# [GOALS]
1 > In the LinkedIn and Lynda text, what share of hires does the Federal Reserve Bank of San Francisco study say don't even look for a job?
2 > Write out the part of the LinkedIn and Lynda text between "Connecting to Students" and "accomplishing their goal.", inclusive.
3 > Does each statement agree with the LinkedIn and Lynda text? Answer yes or no for each, quoting the words that decide it. (a) About 40 percent of college campuses work with Lynda. (b) Jeff Weiner explained his motives in an interview with the Federal Reserve Bank of San Francisco. (c) LinkedIn wants to attract college seniors about to enter the job market.

# [TEXT SHOWN]
○ ○ ○ ○ ○ ○ ○

The truth is, people don’t search for jobs the way they used to. In fact, the Federal Reserve Bank of San Francisco recently published a study that showed that roughly three-quarters of hires don’t even look for a job—the job finds them. It is becoming more common for employees to switch their job from being actively recruited by another company. The LinkedIn/Lynda merger could make it much easier for recruiters to find qualified candidates without having to go through a more traditional, time-consuming search process.
Connecting to Students
One of LinkedIn's goals is to attract college students to their site, specifically, college seniors about to enter the job market. By acquiring Lynda, LinkedIn is able to reach these students where they already are. Approximately 40 percent of college campuses work with Lynda as a way to reinforce lessons learned in class, or substitute in-class lectures with online ones. CEO of LinkedIn, Jeff Weiner, explained his motives in an interview with Re/code, "The biggest focus area for students is going to be helping them to get their first job.” Lynda helps LinkedIn further situate the comany into the college market and make major strides towards accomplishing their goal.

○ ○ ○ ○ ○ ○ ○

Stored dataset items:
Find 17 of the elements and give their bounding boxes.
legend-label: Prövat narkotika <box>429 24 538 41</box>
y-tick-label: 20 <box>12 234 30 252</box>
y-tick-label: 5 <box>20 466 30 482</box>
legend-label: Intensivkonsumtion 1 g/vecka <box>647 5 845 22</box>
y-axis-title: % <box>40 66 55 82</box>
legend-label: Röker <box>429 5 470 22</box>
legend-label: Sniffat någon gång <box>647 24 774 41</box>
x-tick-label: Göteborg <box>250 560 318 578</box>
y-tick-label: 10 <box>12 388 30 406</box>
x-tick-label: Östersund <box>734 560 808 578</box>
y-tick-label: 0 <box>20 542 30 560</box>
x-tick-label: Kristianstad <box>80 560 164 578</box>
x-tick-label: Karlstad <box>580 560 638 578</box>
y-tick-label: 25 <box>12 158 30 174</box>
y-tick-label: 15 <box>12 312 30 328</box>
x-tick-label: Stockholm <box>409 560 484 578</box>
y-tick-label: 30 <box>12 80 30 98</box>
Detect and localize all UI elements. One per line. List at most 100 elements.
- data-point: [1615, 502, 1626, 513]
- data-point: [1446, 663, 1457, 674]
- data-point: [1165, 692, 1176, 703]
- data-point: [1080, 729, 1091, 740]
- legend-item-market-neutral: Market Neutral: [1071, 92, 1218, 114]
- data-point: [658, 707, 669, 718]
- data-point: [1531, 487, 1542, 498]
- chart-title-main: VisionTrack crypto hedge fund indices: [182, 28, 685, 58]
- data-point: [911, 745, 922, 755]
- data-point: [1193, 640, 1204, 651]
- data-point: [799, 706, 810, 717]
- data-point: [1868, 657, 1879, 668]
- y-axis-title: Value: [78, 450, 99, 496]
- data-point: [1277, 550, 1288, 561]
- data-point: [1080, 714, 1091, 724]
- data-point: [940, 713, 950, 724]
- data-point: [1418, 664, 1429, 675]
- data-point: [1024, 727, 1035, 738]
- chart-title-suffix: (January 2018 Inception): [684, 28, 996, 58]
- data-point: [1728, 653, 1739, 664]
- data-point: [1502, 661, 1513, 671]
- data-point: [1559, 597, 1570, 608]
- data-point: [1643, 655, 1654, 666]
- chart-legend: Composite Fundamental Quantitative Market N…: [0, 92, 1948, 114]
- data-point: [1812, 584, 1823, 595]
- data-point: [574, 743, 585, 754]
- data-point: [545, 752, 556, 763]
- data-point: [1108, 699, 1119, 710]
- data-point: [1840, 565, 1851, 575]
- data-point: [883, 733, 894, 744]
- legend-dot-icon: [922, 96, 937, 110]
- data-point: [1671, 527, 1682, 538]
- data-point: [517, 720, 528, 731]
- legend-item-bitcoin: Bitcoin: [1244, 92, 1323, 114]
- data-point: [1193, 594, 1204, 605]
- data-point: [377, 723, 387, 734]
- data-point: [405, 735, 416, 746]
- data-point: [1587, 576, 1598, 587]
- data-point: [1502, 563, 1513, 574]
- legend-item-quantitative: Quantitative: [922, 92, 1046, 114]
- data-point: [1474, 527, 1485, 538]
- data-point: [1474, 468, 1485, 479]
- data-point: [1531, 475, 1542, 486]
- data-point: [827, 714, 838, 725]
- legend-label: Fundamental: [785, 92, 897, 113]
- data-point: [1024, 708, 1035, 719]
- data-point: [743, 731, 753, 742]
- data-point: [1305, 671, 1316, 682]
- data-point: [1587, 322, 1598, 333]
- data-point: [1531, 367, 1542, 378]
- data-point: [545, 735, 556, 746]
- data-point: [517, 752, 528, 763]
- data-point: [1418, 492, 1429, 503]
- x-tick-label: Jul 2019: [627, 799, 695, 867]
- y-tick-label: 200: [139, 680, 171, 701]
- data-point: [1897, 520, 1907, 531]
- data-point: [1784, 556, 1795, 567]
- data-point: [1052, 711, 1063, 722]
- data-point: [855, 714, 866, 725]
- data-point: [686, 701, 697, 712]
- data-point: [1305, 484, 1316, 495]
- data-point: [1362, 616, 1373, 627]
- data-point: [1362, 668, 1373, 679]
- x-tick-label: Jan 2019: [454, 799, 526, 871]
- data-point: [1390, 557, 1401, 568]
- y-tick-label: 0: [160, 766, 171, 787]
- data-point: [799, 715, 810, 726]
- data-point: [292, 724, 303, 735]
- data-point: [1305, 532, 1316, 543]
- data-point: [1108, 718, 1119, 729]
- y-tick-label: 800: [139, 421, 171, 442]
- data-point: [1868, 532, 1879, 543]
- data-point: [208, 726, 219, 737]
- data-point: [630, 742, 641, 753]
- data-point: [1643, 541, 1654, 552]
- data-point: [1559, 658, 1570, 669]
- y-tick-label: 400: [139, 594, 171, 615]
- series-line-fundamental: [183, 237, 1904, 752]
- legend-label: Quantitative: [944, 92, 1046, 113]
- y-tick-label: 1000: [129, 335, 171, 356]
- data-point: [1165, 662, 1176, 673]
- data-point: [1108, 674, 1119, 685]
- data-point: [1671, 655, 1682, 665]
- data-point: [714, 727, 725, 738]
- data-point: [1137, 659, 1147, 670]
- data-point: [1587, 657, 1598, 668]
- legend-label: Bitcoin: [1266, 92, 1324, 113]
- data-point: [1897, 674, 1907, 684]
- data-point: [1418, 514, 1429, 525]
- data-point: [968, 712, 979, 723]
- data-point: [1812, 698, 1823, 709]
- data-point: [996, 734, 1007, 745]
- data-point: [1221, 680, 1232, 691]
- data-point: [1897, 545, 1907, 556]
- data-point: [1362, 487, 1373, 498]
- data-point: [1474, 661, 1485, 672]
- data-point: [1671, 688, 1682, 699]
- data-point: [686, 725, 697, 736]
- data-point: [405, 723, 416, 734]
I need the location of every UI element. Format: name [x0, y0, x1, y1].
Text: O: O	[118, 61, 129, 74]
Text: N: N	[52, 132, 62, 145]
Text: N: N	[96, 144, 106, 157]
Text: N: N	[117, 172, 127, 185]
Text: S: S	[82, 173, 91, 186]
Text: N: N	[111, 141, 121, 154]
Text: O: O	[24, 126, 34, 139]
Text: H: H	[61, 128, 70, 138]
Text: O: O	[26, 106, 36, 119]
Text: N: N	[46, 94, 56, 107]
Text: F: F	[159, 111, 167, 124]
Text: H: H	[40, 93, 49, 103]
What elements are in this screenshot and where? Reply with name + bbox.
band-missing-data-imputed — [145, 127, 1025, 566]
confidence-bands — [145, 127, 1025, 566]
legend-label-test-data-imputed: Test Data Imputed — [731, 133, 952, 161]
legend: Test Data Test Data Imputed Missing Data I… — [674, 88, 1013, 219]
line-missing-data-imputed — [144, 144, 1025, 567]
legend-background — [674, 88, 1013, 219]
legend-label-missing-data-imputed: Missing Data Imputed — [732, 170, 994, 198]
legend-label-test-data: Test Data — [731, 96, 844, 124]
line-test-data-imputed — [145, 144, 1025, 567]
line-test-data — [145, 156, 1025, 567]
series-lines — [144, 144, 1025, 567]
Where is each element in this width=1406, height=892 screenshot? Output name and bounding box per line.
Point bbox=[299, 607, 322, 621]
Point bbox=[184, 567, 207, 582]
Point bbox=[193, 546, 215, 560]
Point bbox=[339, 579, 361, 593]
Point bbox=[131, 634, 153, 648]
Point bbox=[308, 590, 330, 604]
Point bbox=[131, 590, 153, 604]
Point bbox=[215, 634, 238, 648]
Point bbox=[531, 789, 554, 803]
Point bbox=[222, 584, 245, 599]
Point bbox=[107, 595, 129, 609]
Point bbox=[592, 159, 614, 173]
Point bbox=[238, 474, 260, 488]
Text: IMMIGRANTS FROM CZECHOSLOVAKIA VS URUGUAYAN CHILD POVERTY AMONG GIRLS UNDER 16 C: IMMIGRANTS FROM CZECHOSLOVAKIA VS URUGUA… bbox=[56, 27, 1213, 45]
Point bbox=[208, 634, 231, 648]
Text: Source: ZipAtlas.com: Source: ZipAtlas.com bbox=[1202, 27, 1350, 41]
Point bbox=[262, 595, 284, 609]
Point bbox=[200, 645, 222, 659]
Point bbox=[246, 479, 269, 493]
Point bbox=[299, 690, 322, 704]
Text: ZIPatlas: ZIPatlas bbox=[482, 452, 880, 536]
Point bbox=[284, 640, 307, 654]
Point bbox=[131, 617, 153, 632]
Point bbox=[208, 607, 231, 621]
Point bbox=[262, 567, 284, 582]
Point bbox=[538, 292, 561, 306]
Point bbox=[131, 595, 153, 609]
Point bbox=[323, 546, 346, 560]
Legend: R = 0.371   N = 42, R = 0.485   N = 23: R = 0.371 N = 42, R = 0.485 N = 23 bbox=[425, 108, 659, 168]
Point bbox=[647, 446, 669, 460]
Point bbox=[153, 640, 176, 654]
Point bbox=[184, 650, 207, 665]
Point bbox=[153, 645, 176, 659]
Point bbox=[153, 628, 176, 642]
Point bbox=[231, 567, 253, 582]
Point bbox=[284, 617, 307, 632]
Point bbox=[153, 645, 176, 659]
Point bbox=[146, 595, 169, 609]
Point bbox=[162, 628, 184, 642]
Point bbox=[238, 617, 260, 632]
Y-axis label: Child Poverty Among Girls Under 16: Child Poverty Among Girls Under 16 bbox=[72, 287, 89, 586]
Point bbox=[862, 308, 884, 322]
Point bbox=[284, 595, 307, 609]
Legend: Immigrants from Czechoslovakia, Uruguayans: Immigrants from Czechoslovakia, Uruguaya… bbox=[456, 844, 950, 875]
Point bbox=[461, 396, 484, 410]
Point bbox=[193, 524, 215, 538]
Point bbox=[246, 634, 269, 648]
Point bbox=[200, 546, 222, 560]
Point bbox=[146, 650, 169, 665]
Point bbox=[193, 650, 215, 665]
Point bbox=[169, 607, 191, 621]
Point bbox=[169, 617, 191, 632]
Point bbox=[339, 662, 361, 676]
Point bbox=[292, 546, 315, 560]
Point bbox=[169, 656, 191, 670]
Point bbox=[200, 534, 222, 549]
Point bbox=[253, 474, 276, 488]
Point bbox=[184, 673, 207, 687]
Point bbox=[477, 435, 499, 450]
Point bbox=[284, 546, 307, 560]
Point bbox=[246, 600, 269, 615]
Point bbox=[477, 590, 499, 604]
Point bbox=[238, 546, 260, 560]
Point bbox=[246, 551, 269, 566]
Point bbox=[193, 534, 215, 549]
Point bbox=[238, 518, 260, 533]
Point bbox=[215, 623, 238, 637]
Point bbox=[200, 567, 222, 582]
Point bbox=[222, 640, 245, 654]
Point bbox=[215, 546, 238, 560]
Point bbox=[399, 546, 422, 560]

○ ○ ○ ○ ○ ○ ○

# [LIST OF SOLUTIONS]
1 > Roughly three-quarters of hires.

2 >
Connecting to Students
One of LinkedIn's goals is to attract college students to their site, specifically, college seniors about to enter the job market. By acquiring Lynda, LinkedIn is able to reach these students where they already are. Approximately 40 percent of college campuses work with Lynda as a way to reinforce lessons learned in class, or substitute in-class lectures with online ones. CEO of LinkedIn, Jeff Weiner, explained his motives in an interview with Re/code, "The biggest focus area for students is going to be helping them to get their first job.” Lynda helps LinkedIn further situate the comany into the college market and make major strides towards accomplishing their goal.

3 >
(a) Yes: "Approximately 40 percent of college campuses work with Lynda"
(b) No: "explained his motives in an interview with Re/code"
(c) Yes: "specifically, college seniors about to enter the job market"